### PROMPT A
Answer these questions from the Newcastle Airport article:
(i) Who owns and manages the runway strip?
(ii) Since what year has FlyPelican been based at Newcastle?
(iii) How many new local jobs is the FlyPelican expansion set to introduce?

### SOURCE DOCUMENT
◇ ◇ ◇ ◇ ◇
The funding is the final piece of the puzzle after the airport won a race against time last year to secure funds to upgrade its runway.
In October 2020, Australian Aviation reported how Newcastle needed to secure the money by early 2021 – or face waiting another 20 years for the next chance to operate flights further afield than New Zealand.
The deadline was due to the work being able to coincide with a separate upgrade carried out by the RAAF, which owns and manages the strip.
If the deadline had been missed, Newcastle would likely have had to wait until the next RAAF upgrade circa 2040.
The news comes a month after airline FlyPelican expanded its footprint at its Newcastle Airport base, with a new onsite headquarters and maintenance hangar.
The airline has been based at Newcastle since 2015, however, signed a new lease with the airport for a total footprint of 1,230 metres, including its new office headquarters and hangar, capable of accommodating three aircraft and 50 team members.
The regional airline said the expansion is set to introduce up to 15 new local jobs, as it looks to bring its maintenance facilities and base of operations under the same roof.
It will bring FlyPelican’s base maintenance for its fleet of British Aerospace Jetstream 32 aircraft to the airport, while the airline will look to directly employ local maintenance engineers.
“We’re proud to partner with airlines who align with our vision to be the Airport the region deserves. For the past six years, FlyPelican have been with us on this journey, offering key regional services to our catchment,” Cook said.
◇ ◇ ◇ ◇ ◇
### DATA SUPPLIED

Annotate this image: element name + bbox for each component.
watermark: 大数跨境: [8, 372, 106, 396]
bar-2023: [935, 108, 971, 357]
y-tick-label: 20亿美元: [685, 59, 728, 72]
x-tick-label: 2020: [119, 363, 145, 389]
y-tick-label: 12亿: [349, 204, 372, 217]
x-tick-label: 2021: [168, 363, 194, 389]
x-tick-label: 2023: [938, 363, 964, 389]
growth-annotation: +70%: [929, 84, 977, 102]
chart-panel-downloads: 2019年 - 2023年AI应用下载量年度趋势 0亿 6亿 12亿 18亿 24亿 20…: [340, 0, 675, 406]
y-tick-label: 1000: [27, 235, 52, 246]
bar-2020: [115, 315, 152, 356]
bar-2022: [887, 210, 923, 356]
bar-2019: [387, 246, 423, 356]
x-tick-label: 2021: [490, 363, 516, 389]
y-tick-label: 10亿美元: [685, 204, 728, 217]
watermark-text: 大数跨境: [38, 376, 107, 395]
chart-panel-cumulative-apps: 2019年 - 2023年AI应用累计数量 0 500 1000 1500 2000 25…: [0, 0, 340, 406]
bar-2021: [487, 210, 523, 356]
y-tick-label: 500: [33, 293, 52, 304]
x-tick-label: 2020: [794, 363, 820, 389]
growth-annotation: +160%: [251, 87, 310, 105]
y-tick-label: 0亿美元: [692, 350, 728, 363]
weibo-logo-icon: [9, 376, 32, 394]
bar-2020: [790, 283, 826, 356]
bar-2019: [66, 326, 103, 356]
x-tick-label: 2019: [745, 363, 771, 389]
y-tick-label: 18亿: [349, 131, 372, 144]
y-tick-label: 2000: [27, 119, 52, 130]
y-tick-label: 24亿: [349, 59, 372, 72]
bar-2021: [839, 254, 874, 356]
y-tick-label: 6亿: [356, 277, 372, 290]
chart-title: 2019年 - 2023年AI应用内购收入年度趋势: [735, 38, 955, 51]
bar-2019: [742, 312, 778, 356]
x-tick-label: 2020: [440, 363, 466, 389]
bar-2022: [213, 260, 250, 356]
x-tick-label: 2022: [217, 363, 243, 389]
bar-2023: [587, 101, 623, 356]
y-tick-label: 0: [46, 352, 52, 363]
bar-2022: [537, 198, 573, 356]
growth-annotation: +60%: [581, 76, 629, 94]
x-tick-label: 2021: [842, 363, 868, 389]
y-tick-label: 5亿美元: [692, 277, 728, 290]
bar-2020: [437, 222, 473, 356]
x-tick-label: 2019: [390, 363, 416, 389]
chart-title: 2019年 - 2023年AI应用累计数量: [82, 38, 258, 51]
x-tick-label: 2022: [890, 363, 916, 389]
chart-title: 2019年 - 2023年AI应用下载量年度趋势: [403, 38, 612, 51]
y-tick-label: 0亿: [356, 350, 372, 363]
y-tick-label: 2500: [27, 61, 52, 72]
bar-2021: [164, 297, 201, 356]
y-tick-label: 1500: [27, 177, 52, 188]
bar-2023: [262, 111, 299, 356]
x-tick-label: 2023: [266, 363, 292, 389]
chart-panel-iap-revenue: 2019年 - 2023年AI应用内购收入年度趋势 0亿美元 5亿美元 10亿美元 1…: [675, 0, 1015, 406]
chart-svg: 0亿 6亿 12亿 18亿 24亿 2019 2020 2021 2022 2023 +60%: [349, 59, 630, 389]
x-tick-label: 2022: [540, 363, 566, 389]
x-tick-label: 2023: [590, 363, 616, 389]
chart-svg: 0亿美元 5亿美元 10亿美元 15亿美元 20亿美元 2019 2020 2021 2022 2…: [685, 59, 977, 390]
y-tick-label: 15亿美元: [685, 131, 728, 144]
◇ ◇ ◇ ◇ ◇
### PROMPT B
Quote the records word for word, starting at their first line and ending at the line that contains "bar-2019: [66, 326, 103, 356]", with that line included.

### REPLY A
(i) The RAAF.
(ii) 2015.
(iii) Up to 15.

### REPLY B
Annotate this image: element name + bbox for each component.
watermark: 大数跨境: [8, 372, 106, 396]
bar-2023: [935, 108, 971, 357]
y-tick-label: 20亿美元: [685, 59, 728, 72]
x-tick-label: 2020: [119, 363, 145, 389]
y-tick-label: 12亿: [349, 204, 372, 217]
x-tick-label: 2021: [168, 363, 194, 389]
x-tick-label: 2023: [938, 363, 964, 389]
growth-annotation: +70%: [929, 84, 977, 102]
chart-panel-downloads: 2019年 - 2023年AI应用下载量年度趋势 0亿 6亿 12亿 18亿 24亿 20…: [340, 0, 675, 406]
y-tick-label: 1000: [27, 235, 52, 246]
bar-2020: [115, 315, 152, 356]
bar-2022: [887, 210, 923, 356]
bar-2019: [387, 246, 423, 356]
x-tick-label: 2021: [490, 363, 516, 389]
y-tick-label: 10亿美元: [685, 204, 728, 217]
watermark-text: 大数跨境: [38, 376, 107, 395]
chart-panel-cumulative-apps: 2019年 - 2023年AI应用累计数量 0 500 1000 1500 2000 25…: [0, 0, 340, 406]
bar-2021: [487, 210, 523, 356]
y-tick-label: 500: [33, 293, 52, 304]
x-tick-label: 2020: [794, 363, 820, 389]
growth-annotation: +160%: [251, 87, 310, 105]
y-tick-label: 0亿美元: [692, 350, 728, 363]
weibo-logo-icon: [9, 376, 32, 394]
bar-2020: [790, 283, 826, 356]
bar-2019: [66, 326, 103, 356]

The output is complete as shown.